> **Work required**
Say how many lines of these entries include the word "мазок", and answer with the number alone.

> **Recorded information**
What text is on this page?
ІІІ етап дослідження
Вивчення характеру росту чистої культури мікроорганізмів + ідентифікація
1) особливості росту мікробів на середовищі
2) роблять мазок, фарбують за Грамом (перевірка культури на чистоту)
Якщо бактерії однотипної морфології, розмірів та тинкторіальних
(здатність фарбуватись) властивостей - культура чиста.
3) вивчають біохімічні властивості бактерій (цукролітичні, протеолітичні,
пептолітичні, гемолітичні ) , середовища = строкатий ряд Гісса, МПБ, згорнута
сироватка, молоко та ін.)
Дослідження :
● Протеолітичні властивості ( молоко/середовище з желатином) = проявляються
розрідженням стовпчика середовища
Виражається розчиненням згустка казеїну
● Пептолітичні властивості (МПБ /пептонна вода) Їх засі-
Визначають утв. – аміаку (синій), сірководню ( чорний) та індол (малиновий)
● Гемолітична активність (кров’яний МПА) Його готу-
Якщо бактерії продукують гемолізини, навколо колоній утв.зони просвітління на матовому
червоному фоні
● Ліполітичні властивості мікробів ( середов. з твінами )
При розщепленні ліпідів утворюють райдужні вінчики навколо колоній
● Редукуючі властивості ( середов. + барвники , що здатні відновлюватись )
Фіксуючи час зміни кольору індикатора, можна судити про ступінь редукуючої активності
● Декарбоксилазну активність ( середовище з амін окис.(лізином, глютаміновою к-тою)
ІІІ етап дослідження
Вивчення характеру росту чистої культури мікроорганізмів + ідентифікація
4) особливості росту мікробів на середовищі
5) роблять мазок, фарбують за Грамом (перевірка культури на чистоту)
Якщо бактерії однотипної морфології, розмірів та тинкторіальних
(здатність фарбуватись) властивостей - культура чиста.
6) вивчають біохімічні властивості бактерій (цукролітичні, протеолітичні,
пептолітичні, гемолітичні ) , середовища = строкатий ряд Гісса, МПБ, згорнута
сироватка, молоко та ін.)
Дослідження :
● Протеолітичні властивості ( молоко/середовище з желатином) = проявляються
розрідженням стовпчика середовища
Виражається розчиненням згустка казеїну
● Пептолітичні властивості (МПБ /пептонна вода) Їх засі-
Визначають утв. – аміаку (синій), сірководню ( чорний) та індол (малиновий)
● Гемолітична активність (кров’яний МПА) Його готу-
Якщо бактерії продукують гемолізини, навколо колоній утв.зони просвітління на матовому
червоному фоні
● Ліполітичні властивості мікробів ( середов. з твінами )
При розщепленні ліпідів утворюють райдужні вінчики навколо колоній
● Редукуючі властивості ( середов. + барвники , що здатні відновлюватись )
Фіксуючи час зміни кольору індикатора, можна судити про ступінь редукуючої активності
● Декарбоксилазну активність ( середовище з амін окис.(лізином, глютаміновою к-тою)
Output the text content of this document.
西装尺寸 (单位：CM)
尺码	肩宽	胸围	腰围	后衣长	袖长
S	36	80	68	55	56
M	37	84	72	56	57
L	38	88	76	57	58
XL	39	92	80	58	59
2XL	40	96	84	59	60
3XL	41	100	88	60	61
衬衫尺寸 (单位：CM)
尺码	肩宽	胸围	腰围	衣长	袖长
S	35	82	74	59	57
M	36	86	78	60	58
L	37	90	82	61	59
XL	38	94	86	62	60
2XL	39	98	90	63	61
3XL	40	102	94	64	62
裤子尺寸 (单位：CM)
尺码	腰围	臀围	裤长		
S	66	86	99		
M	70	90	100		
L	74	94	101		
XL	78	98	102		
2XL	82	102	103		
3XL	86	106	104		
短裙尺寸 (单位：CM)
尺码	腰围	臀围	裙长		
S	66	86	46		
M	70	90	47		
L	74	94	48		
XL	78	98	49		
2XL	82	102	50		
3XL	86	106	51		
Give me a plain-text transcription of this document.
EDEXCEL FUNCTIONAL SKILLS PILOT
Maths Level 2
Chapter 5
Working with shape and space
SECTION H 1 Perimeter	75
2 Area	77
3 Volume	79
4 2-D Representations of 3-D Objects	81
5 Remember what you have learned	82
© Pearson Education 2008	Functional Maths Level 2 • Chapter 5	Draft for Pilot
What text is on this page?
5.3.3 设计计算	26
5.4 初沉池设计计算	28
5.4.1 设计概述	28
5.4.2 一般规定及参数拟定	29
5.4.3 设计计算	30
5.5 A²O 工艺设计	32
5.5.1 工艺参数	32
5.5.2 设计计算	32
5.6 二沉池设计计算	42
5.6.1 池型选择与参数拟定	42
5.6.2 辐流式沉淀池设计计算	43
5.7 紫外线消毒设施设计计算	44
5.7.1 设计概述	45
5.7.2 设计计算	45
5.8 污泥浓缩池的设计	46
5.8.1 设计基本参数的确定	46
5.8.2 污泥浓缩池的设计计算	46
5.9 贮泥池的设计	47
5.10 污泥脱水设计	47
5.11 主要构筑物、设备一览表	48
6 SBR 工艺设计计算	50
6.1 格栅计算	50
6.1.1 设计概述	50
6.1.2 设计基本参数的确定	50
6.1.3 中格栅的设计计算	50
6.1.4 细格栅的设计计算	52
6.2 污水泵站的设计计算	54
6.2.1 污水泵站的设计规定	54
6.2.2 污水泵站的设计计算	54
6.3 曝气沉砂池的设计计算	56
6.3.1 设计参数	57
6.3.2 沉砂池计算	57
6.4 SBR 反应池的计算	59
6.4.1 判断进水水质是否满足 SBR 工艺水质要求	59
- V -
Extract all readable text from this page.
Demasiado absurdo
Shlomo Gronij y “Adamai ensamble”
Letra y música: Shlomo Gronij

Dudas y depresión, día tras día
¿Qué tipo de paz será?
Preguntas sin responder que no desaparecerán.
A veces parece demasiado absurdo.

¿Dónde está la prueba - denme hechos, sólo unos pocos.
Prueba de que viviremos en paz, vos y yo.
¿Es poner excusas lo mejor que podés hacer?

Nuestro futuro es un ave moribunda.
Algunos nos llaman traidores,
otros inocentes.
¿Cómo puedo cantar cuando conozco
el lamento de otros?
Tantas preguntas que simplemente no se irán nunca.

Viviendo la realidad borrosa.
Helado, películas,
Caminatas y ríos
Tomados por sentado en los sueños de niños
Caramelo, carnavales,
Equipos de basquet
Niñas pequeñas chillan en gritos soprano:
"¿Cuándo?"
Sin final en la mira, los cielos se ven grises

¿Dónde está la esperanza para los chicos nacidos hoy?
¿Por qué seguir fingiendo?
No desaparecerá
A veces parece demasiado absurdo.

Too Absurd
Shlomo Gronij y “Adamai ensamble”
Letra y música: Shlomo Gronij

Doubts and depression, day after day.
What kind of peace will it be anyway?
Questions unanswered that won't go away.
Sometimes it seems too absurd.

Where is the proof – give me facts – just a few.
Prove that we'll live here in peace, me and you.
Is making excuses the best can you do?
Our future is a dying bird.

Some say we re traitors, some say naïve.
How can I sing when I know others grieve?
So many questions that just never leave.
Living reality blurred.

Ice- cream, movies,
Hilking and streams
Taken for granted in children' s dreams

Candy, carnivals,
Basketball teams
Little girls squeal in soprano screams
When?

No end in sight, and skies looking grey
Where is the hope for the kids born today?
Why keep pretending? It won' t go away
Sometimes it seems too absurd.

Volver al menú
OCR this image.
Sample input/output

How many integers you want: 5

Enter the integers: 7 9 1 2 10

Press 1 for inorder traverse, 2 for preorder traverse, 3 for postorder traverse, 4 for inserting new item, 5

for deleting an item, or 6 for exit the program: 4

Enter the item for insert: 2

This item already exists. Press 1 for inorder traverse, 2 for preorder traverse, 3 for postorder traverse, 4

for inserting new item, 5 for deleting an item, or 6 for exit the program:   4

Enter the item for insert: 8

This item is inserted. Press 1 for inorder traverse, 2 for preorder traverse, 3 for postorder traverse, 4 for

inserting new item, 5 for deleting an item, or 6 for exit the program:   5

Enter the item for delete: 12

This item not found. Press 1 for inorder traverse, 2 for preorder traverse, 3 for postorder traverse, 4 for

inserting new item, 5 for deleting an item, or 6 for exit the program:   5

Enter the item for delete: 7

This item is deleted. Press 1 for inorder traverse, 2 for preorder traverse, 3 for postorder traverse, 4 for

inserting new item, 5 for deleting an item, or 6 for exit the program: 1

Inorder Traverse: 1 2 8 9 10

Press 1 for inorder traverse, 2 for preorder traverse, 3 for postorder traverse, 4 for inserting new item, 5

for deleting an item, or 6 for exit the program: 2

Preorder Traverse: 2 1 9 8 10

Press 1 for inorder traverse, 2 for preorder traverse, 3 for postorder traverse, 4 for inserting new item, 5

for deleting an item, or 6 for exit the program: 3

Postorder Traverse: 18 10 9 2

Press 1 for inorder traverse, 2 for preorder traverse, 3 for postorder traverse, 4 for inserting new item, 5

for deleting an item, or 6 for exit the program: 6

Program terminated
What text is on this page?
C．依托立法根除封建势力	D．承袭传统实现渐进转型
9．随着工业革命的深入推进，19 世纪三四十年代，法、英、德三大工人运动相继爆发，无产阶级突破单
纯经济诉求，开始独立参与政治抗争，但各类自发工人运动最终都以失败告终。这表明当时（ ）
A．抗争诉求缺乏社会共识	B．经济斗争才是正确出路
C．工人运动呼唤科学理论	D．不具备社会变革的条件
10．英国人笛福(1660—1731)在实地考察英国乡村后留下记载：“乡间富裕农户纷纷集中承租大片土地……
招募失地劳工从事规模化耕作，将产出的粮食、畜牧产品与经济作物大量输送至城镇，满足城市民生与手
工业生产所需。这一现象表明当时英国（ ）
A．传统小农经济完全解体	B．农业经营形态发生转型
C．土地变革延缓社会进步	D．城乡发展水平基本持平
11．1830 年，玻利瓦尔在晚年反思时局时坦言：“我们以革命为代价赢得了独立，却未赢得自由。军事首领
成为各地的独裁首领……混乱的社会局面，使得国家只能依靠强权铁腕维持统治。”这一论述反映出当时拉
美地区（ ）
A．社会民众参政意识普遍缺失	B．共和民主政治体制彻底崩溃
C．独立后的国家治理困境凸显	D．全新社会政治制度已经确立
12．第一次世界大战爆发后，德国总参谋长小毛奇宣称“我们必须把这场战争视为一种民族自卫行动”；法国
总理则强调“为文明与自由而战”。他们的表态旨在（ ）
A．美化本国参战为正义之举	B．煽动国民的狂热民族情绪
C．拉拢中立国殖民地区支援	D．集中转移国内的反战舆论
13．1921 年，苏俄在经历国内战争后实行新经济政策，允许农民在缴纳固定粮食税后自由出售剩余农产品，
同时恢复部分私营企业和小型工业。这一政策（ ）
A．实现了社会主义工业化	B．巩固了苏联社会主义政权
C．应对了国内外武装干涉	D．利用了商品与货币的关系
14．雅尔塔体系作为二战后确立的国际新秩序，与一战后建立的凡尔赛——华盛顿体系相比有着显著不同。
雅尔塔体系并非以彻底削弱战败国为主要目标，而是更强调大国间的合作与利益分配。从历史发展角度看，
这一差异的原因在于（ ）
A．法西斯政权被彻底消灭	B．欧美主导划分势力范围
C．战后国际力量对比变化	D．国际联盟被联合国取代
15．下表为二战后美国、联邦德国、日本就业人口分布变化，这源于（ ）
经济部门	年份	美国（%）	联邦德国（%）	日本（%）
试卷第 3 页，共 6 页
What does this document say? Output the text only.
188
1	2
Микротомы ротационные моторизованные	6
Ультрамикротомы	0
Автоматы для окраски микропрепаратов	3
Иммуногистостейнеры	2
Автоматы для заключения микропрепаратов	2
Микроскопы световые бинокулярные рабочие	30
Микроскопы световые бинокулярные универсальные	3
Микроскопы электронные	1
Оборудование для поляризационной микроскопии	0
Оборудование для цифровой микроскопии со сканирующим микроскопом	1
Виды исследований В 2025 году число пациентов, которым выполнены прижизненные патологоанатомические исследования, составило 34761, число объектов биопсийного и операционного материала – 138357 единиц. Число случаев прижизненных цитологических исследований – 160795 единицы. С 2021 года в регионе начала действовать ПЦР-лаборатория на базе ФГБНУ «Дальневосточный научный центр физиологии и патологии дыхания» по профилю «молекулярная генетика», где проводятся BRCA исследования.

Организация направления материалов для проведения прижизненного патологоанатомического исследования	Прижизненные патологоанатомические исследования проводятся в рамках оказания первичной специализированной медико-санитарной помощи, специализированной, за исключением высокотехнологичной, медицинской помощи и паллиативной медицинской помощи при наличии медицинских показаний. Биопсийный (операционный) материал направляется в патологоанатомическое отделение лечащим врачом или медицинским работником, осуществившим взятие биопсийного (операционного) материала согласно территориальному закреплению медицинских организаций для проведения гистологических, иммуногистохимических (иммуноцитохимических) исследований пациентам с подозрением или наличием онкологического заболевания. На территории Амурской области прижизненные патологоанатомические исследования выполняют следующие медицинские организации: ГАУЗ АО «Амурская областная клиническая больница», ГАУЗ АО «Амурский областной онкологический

> **Task solution**
2